### Exercise requirements
From the data that follows, report how many lines hold the string "Республики", giving only the number.

### Data supplied
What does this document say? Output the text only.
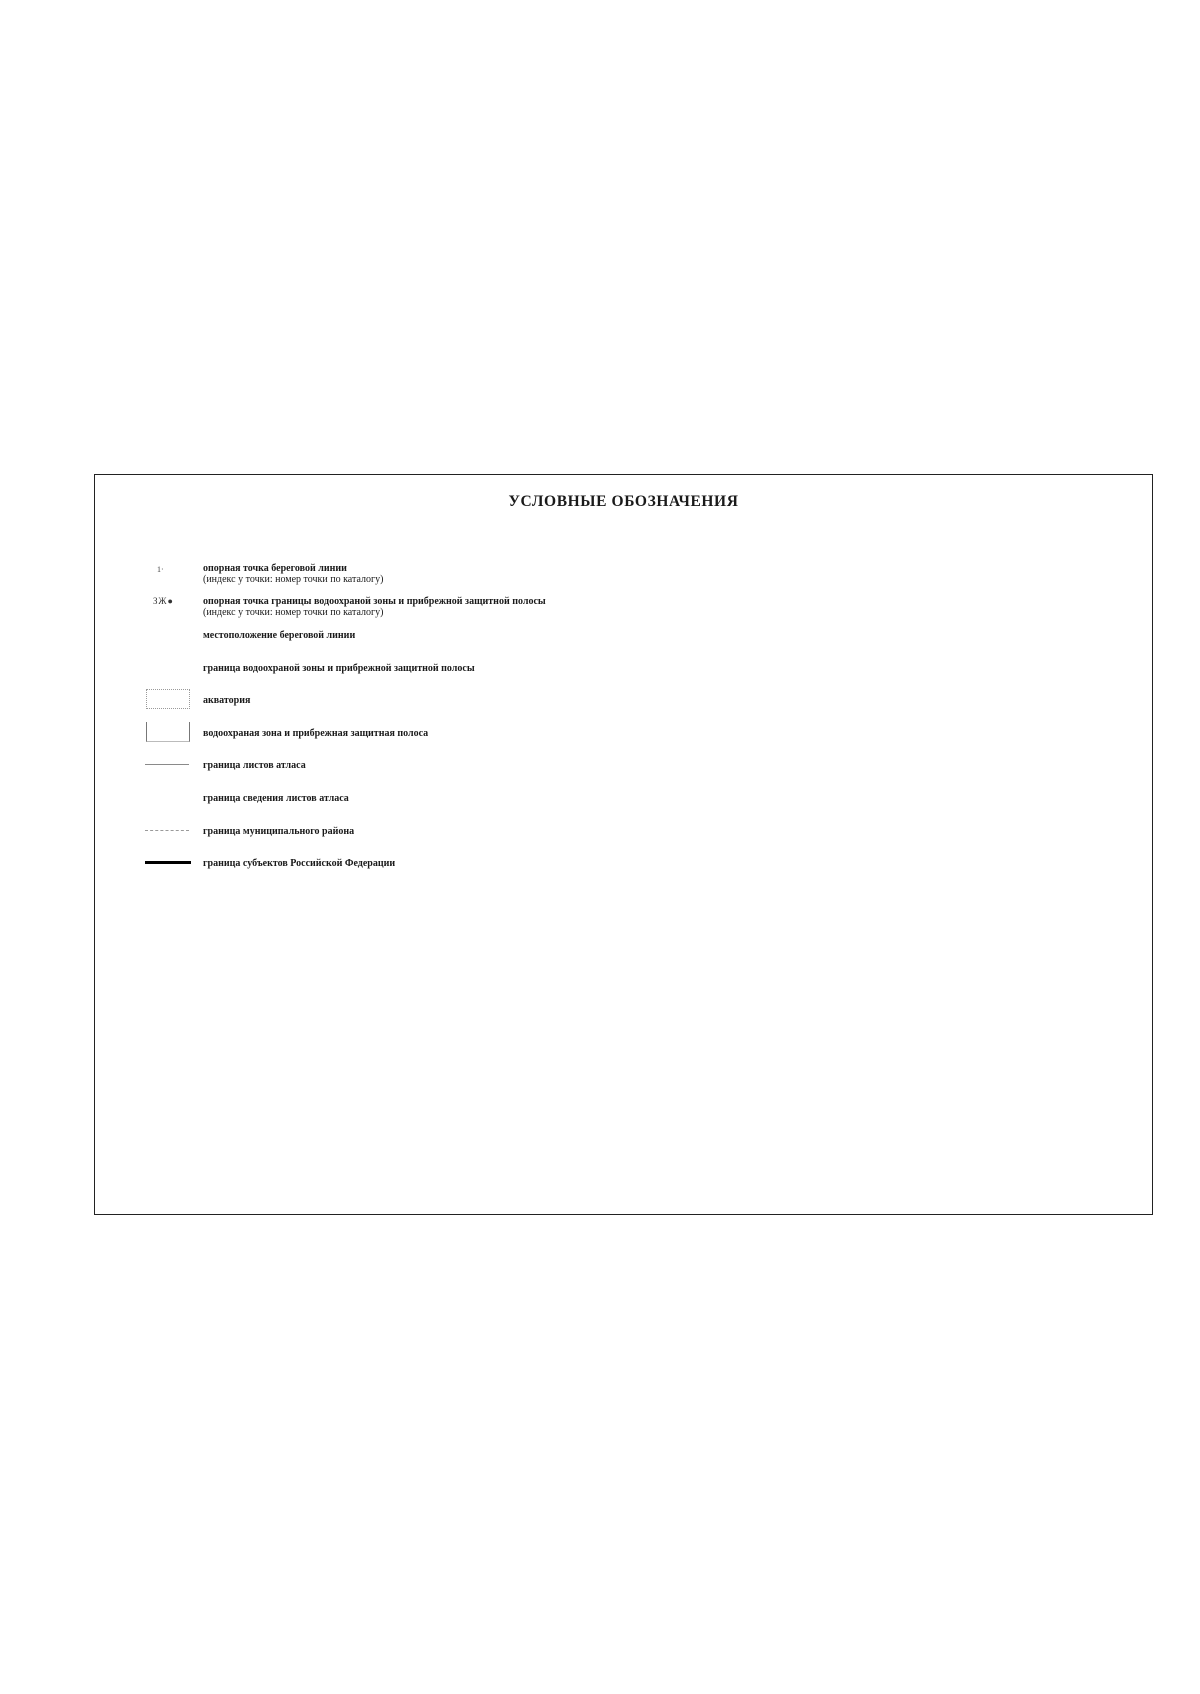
УСЛОВНЫЕ ОБОЗНАЧЕНИЯ
1·	опорная точка береговой линии
(индекс у точки: номер точки по каталогу)
ЗЖ●	опорная точка границы водоохраной зоны и прибрежной защитной полосы
(индекс у точки: номер точки по каталогу)
местоположение береговой линии
граница водоохраной зоны и прибрежной защитной полосы
акватория
водоохраная зона и прибрежная защитная полоса
граница листов атласа
граница сведения листов атласа
граница муниципального района
граница субъектов Российской Федерации
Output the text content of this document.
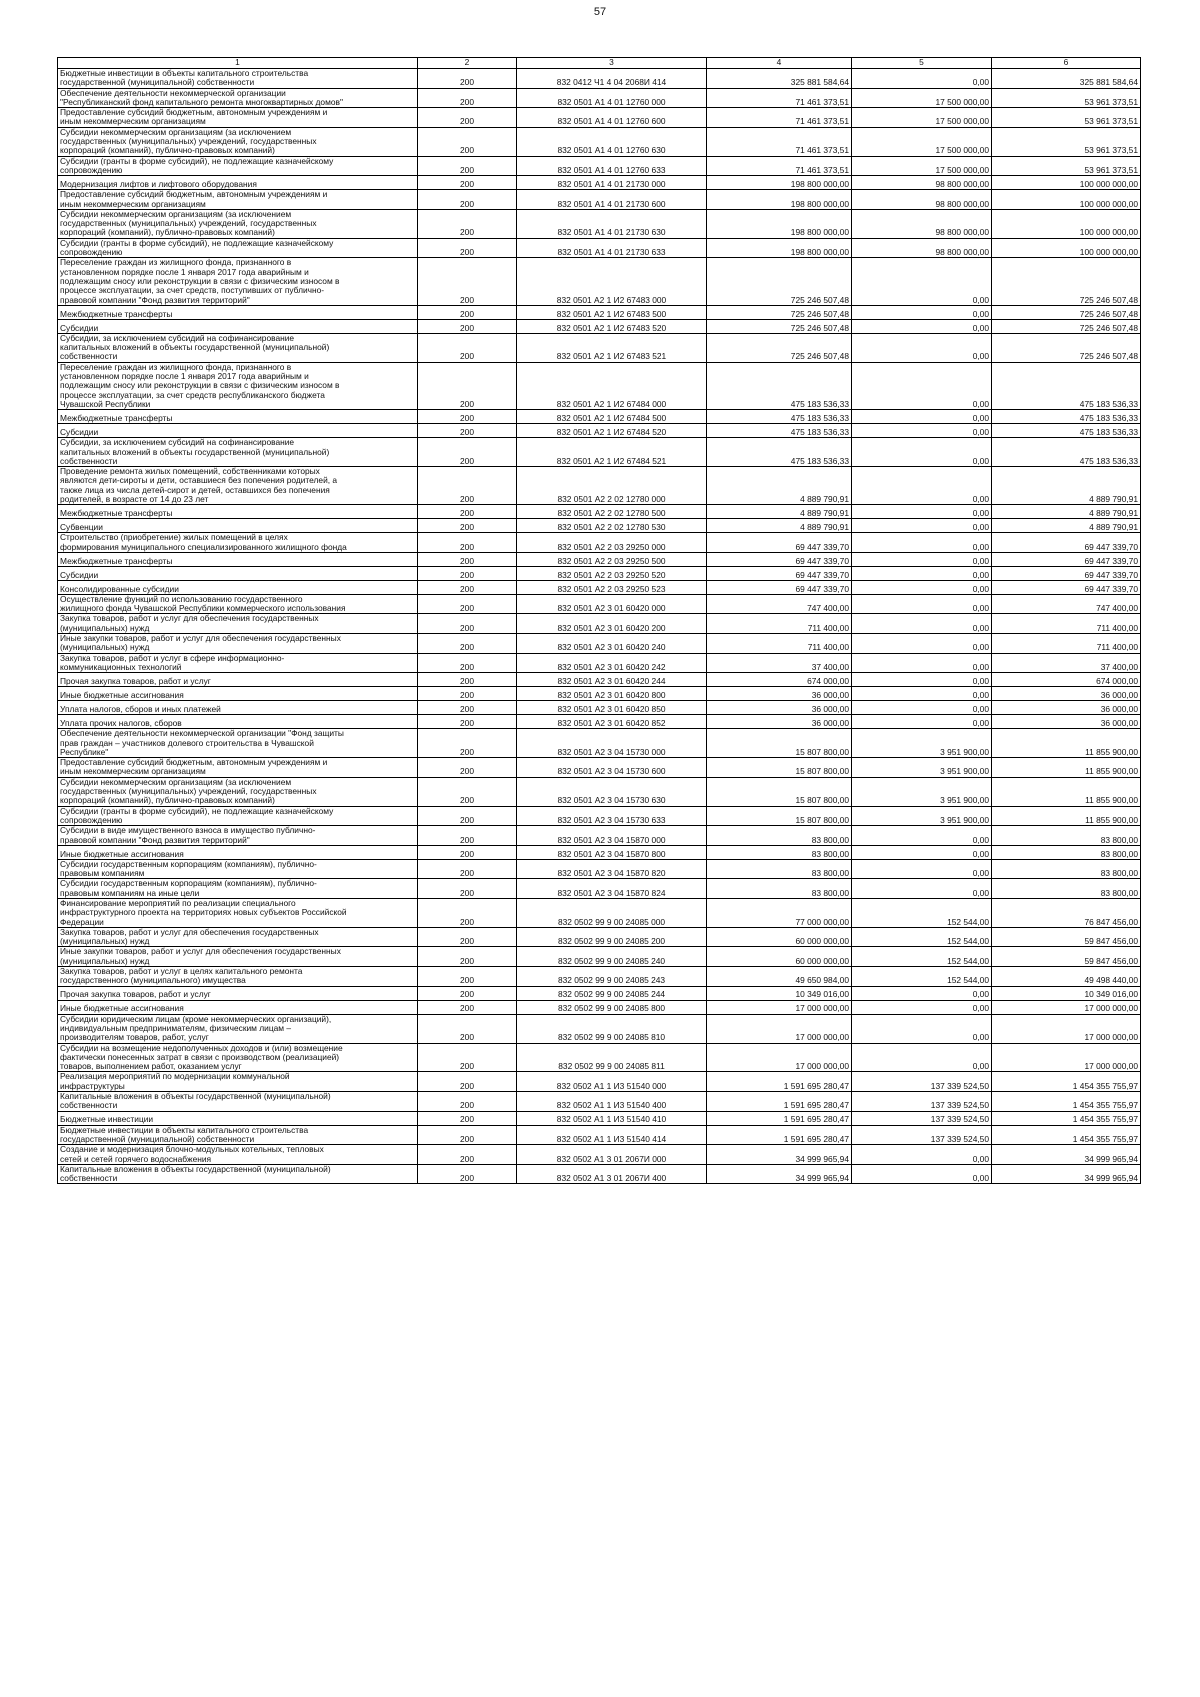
57
1	2	3	4	5	6
Бюджетные инвестиции в объекты капитального строительства
государственной (муниципальной) собственности	200	832 0412 Ч1 4 04 2068И 414	325 881 584,64	0,00	325 881 584,64
Обеспечение деятельности некоммерческой организации
"Республиканский фонд капитального ремонта многоквартирных домов"	200	832 0501 А1 4 01 12760 000	71 461 373,51	17 500 000,00	53 961 373,51
Предоставление субсидий бюджетным, автономным учреждениям и
иным некоммерческим организациям	200	832 0501 А1 4 01 12760 600	71 461 373,51	17 500 000,00	53 961 373,51
Субсидии некоммерческим организациям (за исключением
государственных (муниципальных) учреждений, государственных
корпораций (компаний), публично-правовых компаний)	200	832 0501 А1 4 01 12760 630	71 461 373,51	17 500 000,00	53 961 373,51
Субсидии (гранты в форме субсидий), не подлежащие казначейскому
сопровождению	200	832 0501 А1 4 01 12760 633	71 461 373,51	17 500 000,00	53 961 373,51
Модернизация лифтов и лифтового оборудования	200	832 0501 А1 4 01 21730 000	198 800 000,00	98 800 000,00	100 000 000,00
Предоставление субсидий бюджетным, автономным учреждениям и
иным некоммерческим организациям	200	832 0501 А1 4 01 21730 600	198 800 000,00	98 800 000,00	100 000 000,00
Субсидии некоммерческим организациям (за исключением
государственных (муниципальных) учреждений, государственных
корпораций (компаний), публично-правовых компаний)	200	832 0501 А1 4 01 21730 630	198 800 000,00	98 800 000,00	100 000 000,00
Субсидии (гранты в форме субсидий), не подлежащие казначейскому
сопровождению	200	832 0501 А1 4 01 21730 633	198 800 000,00	98 800 000,00	100 000 000,00
Переселение граждан из жилищного фонда, признанного в
установленном порядке после 1 января 2017 года аварийным и
подлежащим сносу или реконструкции в связи с физическим износом в
процессе эксплуатации, за счет средств, поступивших от публично-
правовой компании "Фонд развития территорий"	200	832 0501 А2 1 И2 67483 000	725 246 507,48	0,00	725 246 507,48
Межбюджетные трансферты	200	832 0501 А2 1 И2 67483 500	725 246 507,48	0,00	725 246 507,48
Субсидии	200	832 0501 А2 1 И2 67483 520	725 246 507,48	0,00	725 246 507,48
Субсидии, за исключением субсидий на софинансирование
капитальных вложений в объекты государственной (муниципальной)
собственности	200	832 0501 А2 1 И2 67483 521	725 246 507,48	0,00	725 246 507,48
Переселение граждан из жилищного фонда, признанного в
установленном порядке после 1 января 2017 года аварийным и
подлежащим сносу или реконструкции в связи с физическим износом в
процессе эксплуатации, за счет средств республиканского бюджета
Чувашской Республики	200	832 0501 А2 1 И2 67484 000	475 183 536,33	0,00	475 183 536,33
Межбюджетные трансферты	200	832 0501 А2 1 И2 67484 500	475 183 536,33	0,00	475 183 536,33
Субсидии	200	832 0501 А2 1 И2 67484 520	475 183 536,33	0,00	475 183 536,33
Субсидии, за исключением субсидий на софинансирование
капитальных вложений в объекты государственной (муниципальной)
собственности	200	832 0501 А2 1 И2 67484 521	475 183 536,33	0,00	475 183 536,33
Проведение ремонта жилых помещений, собственниками которых
являются дети-сироты и дети, оставшиеся без попечения родителей, а
также лица из числа детей-сирот и детей, оставшихся без попечения
родителей, в возрасте от 14 до 23 лет	200	832 0501 А2 2 02 12780 000	4 889 790,91	0,00	4 889 790,91
Межбюджетные трансферты	200	832 0501 А2 2 02 12780 500	4 889 790,91	0,00	4 889 790,91
Субвенции	200	832 0501 А2 2 02 12780 530	4 889 790,91	0,00	4 889 790,91
Строительство (приобретение) жилых помещений в целях
формирования муниципального специализированного жилищного фонда	200	832 0501 А2 2 03 29250 000	69 447 339,70	0,00	69 447 339,70
Межбюджетные трансферты	200	832 0501 А2 2 03 29250 500	69 447 339,70	0,00	69 447 339,70
Субсидии	200	832 0501 А2 2 03 29250 520	69 447 339,70	0,00	69 447 339,70
Консолидированные субсидии	200	832 0501 А2 2 03 29250 523	69 447 339,70	0,00	69 447 339,70
Осуществление функций по использованию государственного
жилищного фонда Чувашской Республики коммерческого использования	200	832 0501 А2 3 01 60420 000	747 400,00	0,00	747 400,00
Закупка товаров, работ и услуг для обеспечения государственных
(муниципальных) нужд	200	832 0501 А2 3 01 60420 200	711 400,00	0,00	711 400,00
Иные закупки товаров, работ и услуг для обеспечения государственных
(муниципальных) нужд	200	832 0501 А2 3 01 60420 240	711 400,00	0,00	711 400,00
Закупка товаров, работ и услуг в сфере информационно-
коммуникационных технологий	200	832 0501 А2 3 01 60420 242	37 400,00	0,00	37 400,00
Прочая закупка товаров, работ и услуг	200	832 0501 А2 3 01 60420 244	674 000,00	0,00	674 000,00
Иные бюджетные ассигнования	200	832 0501 А2 3 01 60420 800	36 000,00	0,00	36 000,00
Уплата налогов, сборов и иных платежей	200	832 0501 А2 3 01 60420 850	36 000,00	0,00	36 000,00
Уплата прочих налогов, сборов	200	832 0501 А2 3 01 60420 852	36 000,00	0,00	36 000,00
Обеспечение деятельности некоммерческой организации "Фонд защиты
прав граждан – участников долевого строительства в Чувашской
Республике"	200	832 0501 А2 3 04 15730 000	15 807 800,00	3 951 900,00	11 855 900,00
Предоставление субсидий бюджетным, автономным учреждениям и
иным некоммерческим организациям	200	832 0501 А2 3 04 15730 600	15 807 800,00	3 951 900,00	11 855 900,00
Субсидии некоммерческим организациям (за исключением
государственных (муниципальных) учреждений, государственных
корпораций (компаний), публично-правовых компаний)	200	832 0501 А2 3 04 15730 630	15 807 800,00	3 951 900,00	11 855 900,00
Субсидии (гранты в форме субсидий), не подлежащие казначейскому
сопровождению	200	832 0501 А2 3 04 15730 633	15 807 800,00	3 951 900,00	11 855 900,00
Субсидии в виде имущественного взноса в имущество публично-
правовой компании "Фонд развития территорий"	200	832 0501 А2 3 04 15870 000	83 800,00	0,00	83 800,00
Иные бюджетные ассигнования	200	832 0501 А2 3 04 15870 800	83 800,00	0,00	83 800,00
Субсидии государственным корпорациям (компаниям), публично-
правовым компаниям	200	832 0501 А2 3 04 15870 820	83 800,00	0,00	83 800,00
Субсидии государственным корпорациям (компаниям), публично-
правовым компаниям на иные цели	200	832 0501 А2 3 04 15870 824	83 800,00	0,00	83 800,00
Финансирование мероприятий по реализации специального
инфраструктурного проекта на территориях новых субъектов Российской
Федерации	200	832 0502 99 9 00 24085 000	77 000 000,00	152 544,00	76 847 456,00
Закупка товаров, работ и услуг для обеспечения государственных
(муниципальных) нужд	200	832 0502 99 9 00 24085 200	60 000 000,00	152 544,00	59 847 456,00
Иные закупки товаров, работ и услуг для обеспечения государственных
(муниципальных) нужд	200	832 0502 99 9 00 24085 240	60 000 000,00	152 544,00	59 847 456,00
Закупка товаров, работ и услуг в целях капитального ремонта
государственного (муниципального) имущества	200	832 0502 99 9 00 24085 243	49 650 984,00	152 544,00	49 498 440,00
Прочая закупка товаров, работ и услуг	200	832 0502 99 9 00 24085 244	10 349 016,00	0,00	10 349 016,00
Иные бюджетные ассигнования	200	832 0502 99 9 00 24085 800	17 000 000,00	0,00	17 000 000,00
Субсидии юридическим лицам (кроме некоммерческих организаций),
индивидуальным предпринимателям, физическим лицам –
производителям товаров, работ, услуг	200	832 0502 99 9 00 24085 810	17 000 000,00	0,00	17 000 000,00
Субсидии на возмещение недополученных доходов и (или) возмещение
фактически понесенных затрат в связи с производством (реализацией)
товаров, выполнением работ, оказанием услуг	200	832 0502 99 9 00 24085 811	17 000 000,00	0,00	17 000 000,00
Реализация мероприятий по модернизации коммунальной
инфраструктуры	200	832 0502 А1 1 И3 51540 000	1 591 695 280,47	137 339 524,50	1 454 355 755,97
Капитальные вложения в объекты государственной (муниципальной)
собственности	200	832 0502 А1 1 И3 51540 400	1 591 695 280,47	137 339 524,50	1 454 355 755,97
Бюджетные инвестиции	200	832 0502 А1 1 И3 51540 410	1 591 695 280,47	137 339 524,50	1 454 355 755,97
Бюджетные инвестиции в объекты капитального строительства
государственной (муниципальной) собственности	200	832 0502 А1 1 И3 51540 414	1 591 695 280,47	137 339 524,50	1 454 355 755,97
Создание и модернизация блочно-модульных котельных, тепловых
сетей и сетей горячего водоснабжения	200	832 0502 А1 3 01 2067И 000	34 999 965,94	0,00	34 999 965,94
Капитальные вложения в объекты государственной (муниципальной)
собственности	200	832 0502 А1 3 01 2067И 400	34 999 965,94	0,00	34 999 965,94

### Worked answer
2